Required task:
Copy all lines in which the word "truffle" can be found.
— START Extracted records —
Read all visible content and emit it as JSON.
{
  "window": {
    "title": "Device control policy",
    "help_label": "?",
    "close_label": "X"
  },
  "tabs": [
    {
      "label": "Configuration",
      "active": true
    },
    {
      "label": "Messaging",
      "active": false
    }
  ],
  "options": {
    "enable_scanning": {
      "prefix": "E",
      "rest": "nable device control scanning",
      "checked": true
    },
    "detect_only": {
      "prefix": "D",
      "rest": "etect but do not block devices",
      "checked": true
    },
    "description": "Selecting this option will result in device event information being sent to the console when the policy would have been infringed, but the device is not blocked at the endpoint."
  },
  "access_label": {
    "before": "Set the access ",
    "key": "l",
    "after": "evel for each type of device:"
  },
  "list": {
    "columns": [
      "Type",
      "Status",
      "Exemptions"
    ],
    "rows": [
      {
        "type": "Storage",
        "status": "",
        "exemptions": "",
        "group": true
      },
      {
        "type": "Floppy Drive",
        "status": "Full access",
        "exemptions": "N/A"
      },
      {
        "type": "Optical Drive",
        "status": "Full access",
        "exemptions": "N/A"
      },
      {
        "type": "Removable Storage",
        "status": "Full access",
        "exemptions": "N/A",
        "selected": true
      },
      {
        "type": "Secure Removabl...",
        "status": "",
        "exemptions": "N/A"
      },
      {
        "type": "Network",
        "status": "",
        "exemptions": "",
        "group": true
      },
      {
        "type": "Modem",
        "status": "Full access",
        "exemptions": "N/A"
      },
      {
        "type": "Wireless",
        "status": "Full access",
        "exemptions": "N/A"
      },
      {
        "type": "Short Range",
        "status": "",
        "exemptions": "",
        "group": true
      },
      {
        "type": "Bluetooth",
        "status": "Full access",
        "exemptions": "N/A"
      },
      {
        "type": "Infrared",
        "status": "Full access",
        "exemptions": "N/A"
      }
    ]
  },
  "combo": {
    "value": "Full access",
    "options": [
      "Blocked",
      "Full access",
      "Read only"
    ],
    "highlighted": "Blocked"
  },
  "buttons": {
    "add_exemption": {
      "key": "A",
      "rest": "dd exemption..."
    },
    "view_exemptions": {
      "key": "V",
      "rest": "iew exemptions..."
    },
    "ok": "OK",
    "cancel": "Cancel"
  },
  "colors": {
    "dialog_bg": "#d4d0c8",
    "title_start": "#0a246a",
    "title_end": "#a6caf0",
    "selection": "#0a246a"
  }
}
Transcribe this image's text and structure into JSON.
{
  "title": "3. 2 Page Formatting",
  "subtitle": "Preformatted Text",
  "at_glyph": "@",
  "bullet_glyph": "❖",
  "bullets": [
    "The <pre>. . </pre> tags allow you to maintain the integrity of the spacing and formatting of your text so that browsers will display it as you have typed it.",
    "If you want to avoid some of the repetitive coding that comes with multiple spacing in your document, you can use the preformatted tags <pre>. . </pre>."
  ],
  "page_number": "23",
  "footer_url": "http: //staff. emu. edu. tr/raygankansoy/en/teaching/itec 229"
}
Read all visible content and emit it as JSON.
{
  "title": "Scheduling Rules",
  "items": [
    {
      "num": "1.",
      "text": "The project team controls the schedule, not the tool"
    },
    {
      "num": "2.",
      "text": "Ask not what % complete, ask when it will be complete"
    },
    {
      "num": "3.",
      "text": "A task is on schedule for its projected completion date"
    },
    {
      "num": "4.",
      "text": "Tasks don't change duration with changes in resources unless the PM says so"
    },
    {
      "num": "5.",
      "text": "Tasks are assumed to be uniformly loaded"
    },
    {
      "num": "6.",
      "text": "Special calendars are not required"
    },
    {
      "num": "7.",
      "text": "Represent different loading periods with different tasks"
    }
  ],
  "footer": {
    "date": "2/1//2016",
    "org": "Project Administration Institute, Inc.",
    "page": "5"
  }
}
— END Extracted records —
— START Extracted records —
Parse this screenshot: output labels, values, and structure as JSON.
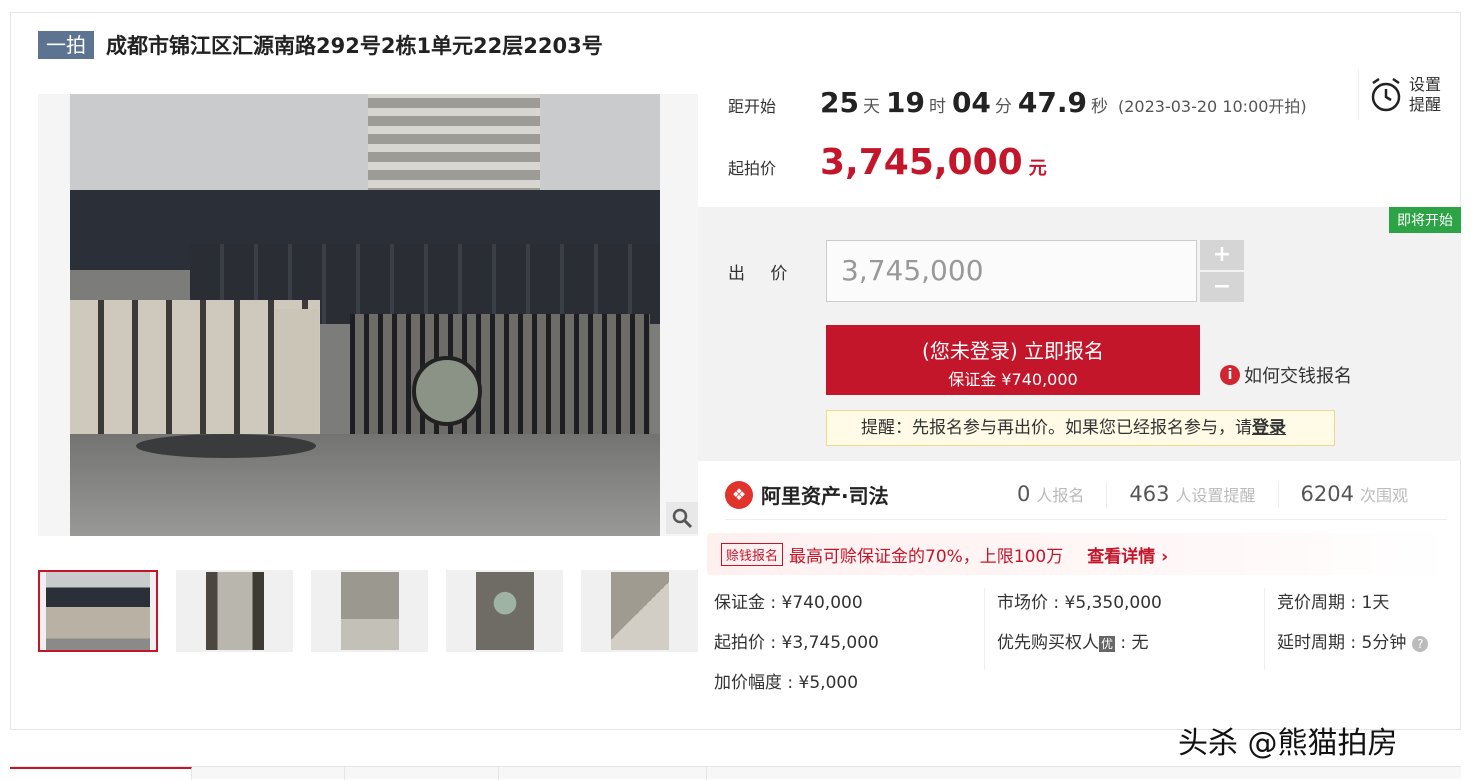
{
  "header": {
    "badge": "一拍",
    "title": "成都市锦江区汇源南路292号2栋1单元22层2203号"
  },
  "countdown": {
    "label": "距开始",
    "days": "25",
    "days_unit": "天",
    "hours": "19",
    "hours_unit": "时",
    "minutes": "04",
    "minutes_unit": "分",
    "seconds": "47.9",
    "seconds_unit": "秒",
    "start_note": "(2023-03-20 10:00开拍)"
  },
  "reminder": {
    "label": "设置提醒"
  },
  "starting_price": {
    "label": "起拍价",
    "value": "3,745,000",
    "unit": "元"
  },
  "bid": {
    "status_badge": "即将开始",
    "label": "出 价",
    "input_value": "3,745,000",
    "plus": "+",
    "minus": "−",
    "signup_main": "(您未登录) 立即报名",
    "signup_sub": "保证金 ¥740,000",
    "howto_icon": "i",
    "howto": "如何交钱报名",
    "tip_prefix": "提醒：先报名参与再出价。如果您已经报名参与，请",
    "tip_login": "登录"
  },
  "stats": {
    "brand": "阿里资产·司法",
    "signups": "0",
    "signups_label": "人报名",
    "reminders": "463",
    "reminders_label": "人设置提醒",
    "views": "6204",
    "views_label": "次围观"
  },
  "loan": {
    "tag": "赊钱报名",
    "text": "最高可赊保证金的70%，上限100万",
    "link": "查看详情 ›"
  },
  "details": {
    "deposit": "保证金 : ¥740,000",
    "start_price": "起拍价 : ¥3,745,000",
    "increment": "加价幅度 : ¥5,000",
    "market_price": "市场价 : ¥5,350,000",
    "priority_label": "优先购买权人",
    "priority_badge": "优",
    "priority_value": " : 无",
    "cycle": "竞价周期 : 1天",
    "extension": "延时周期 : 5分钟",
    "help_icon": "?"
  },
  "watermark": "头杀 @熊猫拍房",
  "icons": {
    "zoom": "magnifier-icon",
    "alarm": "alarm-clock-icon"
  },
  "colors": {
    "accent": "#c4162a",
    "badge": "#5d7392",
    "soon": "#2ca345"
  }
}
— END Extracted records —
— START Extracted records —
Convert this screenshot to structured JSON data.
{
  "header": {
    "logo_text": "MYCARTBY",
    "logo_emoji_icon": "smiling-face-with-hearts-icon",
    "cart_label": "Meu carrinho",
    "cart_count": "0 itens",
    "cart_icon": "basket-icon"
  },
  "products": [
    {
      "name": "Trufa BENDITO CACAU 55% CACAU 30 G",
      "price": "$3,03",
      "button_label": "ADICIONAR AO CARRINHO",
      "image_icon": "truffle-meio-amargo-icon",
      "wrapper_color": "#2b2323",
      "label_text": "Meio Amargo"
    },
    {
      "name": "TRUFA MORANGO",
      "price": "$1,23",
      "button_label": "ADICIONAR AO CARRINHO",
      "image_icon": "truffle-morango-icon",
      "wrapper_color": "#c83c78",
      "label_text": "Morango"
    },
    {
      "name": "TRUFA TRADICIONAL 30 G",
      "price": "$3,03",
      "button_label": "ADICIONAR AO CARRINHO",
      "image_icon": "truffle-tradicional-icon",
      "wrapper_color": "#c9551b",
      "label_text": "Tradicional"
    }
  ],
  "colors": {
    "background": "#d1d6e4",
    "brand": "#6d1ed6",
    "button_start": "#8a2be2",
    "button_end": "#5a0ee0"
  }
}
— END Extracted records —
Written answer:
      "image_icon": "truffle-meio-amargo-icon",
      "image_icon": "truffle-morango-icon",
      "image_icon": "truffle-tradicional-icon",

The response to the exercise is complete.